**Objective**
Quote the entries word for word, starting at their first line and stopping after the line that contains "price-tag-bg bbox=[766, 236, 917, 254]".
────────────────────
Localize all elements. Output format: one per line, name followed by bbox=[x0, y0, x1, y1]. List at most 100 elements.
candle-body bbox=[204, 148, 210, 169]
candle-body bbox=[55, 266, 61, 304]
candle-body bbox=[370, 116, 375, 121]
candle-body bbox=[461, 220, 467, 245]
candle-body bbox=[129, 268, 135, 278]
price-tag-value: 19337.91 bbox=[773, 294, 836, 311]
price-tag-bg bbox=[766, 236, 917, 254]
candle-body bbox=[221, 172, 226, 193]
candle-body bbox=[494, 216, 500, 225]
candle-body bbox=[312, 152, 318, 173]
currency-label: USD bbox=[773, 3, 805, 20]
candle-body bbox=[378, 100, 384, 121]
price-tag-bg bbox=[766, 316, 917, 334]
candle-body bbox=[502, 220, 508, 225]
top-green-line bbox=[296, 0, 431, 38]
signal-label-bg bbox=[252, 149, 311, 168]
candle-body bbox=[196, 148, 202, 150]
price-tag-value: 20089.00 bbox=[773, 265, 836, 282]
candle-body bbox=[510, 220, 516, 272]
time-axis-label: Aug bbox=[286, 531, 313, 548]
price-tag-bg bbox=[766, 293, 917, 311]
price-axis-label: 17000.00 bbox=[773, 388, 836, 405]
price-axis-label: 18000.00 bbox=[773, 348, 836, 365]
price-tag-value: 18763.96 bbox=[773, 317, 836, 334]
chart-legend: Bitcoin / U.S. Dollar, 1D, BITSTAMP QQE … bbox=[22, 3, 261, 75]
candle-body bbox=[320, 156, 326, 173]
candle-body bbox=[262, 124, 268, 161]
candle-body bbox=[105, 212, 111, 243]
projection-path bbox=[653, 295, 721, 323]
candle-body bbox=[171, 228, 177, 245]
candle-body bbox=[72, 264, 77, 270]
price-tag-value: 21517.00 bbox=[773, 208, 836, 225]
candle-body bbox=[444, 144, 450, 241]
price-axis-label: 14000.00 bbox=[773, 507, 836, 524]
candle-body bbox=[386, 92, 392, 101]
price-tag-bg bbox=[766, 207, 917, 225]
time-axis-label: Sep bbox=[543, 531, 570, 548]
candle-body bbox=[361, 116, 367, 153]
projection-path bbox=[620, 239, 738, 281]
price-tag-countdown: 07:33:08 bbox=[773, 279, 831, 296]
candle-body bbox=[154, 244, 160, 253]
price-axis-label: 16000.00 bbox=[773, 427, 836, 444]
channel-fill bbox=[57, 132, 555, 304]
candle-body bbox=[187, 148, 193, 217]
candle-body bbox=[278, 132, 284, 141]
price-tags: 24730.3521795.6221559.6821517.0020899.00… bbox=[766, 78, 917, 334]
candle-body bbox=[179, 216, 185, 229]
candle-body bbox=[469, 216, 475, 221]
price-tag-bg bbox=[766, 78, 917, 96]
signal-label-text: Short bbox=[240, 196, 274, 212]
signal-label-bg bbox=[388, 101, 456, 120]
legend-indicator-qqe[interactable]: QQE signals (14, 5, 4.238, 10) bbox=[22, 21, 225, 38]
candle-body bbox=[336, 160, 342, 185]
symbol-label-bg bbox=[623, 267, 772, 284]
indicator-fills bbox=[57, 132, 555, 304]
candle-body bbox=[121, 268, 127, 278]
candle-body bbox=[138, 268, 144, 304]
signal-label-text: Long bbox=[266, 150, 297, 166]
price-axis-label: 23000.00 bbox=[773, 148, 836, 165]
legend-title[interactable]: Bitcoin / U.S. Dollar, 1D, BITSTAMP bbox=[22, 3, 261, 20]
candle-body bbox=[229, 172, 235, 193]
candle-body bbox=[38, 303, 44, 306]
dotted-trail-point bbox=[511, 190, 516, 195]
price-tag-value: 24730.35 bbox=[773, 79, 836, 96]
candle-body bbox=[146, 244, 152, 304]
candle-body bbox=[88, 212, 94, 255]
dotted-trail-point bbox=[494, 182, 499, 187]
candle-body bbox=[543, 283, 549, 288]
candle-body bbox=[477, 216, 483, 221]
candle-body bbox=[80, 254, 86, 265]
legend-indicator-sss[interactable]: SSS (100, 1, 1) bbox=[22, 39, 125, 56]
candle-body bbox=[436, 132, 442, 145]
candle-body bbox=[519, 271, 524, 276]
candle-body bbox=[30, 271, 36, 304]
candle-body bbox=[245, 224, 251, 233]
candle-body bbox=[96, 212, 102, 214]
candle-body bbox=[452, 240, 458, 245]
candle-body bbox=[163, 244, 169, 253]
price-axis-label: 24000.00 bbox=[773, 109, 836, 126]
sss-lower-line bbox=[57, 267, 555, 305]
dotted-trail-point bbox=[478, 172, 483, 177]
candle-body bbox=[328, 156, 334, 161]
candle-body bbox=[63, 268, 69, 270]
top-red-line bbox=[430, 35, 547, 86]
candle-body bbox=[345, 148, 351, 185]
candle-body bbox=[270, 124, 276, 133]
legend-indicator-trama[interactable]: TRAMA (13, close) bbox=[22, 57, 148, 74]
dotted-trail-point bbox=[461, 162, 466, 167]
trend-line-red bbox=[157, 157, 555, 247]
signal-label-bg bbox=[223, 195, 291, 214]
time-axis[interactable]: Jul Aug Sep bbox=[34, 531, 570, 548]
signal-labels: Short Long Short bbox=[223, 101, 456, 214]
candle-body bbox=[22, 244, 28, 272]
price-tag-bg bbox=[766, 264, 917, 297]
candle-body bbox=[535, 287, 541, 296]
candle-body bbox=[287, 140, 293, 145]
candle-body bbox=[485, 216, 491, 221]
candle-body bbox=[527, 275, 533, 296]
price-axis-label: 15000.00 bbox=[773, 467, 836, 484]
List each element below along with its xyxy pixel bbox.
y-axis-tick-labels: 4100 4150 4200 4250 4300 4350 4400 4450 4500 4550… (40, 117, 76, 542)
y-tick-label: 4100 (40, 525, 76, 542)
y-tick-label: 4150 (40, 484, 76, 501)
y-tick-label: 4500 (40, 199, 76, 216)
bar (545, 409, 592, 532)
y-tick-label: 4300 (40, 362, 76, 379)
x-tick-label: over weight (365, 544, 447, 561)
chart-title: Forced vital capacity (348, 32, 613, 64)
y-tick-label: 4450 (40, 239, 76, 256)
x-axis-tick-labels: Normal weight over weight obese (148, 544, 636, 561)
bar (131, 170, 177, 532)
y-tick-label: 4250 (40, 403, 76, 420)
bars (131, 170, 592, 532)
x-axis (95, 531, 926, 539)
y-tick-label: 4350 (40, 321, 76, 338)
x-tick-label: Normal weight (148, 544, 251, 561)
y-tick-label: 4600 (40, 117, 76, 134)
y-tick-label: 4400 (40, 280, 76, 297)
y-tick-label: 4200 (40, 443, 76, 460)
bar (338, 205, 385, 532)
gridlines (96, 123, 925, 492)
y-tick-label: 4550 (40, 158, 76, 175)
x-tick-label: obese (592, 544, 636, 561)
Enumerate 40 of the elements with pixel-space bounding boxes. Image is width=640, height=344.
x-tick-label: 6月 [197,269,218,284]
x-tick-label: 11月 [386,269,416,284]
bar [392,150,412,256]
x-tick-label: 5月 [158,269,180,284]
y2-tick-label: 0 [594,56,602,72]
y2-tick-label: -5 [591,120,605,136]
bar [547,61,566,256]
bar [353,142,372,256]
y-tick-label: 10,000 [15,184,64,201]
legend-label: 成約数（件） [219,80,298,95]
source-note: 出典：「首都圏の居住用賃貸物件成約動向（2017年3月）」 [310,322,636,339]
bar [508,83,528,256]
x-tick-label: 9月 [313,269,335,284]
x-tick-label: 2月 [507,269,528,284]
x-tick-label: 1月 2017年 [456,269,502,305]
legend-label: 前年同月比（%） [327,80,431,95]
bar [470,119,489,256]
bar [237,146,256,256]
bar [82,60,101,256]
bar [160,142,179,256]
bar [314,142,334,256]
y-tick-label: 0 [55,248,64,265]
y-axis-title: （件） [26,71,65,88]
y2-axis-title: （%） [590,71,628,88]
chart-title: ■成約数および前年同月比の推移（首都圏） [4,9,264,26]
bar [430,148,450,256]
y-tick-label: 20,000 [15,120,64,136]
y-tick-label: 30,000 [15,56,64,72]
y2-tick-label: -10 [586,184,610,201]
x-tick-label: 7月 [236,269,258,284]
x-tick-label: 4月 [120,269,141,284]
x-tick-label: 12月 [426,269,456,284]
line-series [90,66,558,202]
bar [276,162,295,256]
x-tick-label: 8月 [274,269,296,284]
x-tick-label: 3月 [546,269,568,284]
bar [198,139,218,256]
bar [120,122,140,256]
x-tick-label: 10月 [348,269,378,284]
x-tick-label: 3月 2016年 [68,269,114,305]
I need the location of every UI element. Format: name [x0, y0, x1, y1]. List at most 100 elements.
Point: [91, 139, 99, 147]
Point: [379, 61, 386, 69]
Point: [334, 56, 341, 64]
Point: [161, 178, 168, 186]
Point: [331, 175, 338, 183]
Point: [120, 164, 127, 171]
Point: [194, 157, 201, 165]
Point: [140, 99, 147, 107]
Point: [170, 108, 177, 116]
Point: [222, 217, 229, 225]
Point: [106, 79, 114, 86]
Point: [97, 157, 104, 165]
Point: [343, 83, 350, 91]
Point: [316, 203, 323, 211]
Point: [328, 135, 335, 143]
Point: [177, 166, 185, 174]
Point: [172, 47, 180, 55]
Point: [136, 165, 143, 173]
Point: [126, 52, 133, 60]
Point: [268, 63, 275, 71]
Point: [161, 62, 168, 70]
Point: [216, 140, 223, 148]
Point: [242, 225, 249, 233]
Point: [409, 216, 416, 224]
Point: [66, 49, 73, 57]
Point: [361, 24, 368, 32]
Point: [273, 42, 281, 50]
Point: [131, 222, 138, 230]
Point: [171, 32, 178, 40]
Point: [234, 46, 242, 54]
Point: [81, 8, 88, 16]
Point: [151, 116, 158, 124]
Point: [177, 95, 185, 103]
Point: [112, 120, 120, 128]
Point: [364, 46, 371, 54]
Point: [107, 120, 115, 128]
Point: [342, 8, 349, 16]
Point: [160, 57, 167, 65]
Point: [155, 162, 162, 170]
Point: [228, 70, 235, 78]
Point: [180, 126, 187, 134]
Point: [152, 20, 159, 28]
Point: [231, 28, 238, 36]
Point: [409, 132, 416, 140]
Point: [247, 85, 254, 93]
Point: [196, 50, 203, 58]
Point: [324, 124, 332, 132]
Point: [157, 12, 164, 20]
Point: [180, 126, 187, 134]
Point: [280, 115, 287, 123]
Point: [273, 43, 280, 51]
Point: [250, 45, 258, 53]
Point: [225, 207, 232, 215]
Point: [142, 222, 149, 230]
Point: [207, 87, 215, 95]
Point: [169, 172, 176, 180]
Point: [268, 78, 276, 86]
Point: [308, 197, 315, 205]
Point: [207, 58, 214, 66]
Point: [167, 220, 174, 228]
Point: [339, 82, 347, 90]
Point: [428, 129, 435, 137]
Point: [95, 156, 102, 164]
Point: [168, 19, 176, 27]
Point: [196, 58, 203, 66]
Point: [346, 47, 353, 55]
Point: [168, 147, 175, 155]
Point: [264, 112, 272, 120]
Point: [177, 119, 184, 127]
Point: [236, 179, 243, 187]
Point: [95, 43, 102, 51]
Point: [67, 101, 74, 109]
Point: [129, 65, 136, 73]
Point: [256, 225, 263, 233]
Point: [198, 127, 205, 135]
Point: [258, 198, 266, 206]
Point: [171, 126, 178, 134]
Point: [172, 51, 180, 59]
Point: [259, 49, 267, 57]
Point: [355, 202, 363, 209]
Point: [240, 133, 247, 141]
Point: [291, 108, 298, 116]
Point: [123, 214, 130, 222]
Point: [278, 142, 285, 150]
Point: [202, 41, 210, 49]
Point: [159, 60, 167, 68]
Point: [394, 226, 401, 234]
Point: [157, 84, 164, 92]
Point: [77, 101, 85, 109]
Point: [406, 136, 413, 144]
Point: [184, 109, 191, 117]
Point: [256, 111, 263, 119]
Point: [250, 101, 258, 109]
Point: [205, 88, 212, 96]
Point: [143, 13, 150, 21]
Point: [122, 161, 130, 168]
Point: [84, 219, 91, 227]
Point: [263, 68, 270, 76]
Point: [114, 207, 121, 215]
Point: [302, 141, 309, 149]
────────────────────
**Task output**
Localize all elements. Output format: one per line, name followed by bbox=[x0, y0, x1, y1]. List at most 100 elements.
candle-body bbox=[204, 148, 210, 169]
candle-body bbox=[55, 266, 61, 304]
candle-body bbox=[370, 116, 375, 121]
candle-body bbox=[461, 220, 467, 245]
candle-body bbox=[129, 268, 135, 278]
price-tag-value: 19337.91 bbox=[773, 294, 836, 311]
price-tag-bg bbox=[766, 236, 917, 254]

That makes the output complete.